Items from a figure collection:
┄┄┄┄┄┄
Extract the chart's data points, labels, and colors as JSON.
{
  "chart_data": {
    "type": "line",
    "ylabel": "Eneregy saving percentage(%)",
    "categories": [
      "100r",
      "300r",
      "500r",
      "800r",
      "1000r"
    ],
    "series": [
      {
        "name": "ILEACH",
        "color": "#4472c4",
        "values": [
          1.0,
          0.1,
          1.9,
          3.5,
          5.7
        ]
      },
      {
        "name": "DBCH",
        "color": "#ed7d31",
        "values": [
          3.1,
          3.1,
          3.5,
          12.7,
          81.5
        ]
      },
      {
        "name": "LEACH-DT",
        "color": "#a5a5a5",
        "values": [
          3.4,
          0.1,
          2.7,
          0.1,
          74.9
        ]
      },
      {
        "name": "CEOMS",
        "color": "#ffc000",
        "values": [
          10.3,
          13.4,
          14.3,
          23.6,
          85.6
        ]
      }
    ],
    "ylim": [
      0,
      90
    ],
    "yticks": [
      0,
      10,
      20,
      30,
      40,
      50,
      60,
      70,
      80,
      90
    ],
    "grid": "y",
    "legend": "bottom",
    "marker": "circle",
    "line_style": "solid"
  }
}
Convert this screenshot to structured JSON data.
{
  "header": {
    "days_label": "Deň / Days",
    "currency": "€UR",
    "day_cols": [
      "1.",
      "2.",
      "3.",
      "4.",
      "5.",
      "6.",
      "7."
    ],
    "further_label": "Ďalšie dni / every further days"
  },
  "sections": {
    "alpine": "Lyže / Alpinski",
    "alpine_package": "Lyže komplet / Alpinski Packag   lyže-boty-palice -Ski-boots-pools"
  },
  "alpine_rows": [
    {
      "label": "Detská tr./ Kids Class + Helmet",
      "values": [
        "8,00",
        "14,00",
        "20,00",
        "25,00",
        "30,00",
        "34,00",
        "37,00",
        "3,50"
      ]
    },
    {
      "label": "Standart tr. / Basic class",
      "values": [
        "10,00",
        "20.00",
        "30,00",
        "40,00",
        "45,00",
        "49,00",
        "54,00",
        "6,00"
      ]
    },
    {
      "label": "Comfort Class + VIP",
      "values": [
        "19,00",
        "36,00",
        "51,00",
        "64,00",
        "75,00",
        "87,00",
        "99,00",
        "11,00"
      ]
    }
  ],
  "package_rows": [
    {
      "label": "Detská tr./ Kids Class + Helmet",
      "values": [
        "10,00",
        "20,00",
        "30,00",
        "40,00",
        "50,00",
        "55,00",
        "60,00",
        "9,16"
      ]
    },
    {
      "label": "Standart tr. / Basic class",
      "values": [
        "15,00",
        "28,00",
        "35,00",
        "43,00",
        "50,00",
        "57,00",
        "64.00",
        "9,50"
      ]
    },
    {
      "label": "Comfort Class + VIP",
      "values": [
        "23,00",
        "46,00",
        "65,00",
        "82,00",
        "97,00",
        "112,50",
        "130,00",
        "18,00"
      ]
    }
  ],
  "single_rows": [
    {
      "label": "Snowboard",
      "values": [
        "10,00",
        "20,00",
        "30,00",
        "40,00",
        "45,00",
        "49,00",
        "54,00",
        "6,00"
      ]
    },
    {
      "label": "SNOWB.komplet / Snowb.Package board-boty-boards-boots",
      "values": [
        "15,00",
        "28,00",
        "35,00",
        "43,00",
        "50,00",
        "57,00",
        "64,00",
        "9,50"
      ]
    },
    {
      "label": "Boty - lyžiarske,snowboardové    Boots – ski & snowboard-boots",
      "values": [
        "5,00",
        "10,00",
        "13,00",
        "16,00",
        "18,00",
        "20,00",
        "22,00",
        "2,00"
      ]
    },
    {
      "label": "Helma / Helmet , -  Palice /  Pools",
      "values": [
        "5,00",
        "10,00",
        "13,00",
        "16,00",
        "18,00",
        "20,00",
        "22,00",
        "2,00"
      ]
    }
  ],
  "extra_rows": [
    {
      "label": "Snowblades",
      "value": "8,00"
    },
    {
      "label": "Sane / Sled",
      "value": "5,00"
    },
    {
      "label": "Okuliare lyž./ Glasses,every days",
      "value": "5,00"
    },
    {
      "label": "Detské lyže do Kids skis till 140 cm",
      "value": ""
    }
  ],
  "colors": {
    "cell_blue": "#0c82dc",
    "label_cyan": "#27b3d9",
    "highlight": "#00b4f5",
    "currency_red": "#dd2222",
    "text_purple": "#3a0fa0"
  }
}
┄┄┄┄┄┄
**Aim:** Only a number is expected here: the count of lines in the listing that hold the string "every".

**In response:** 2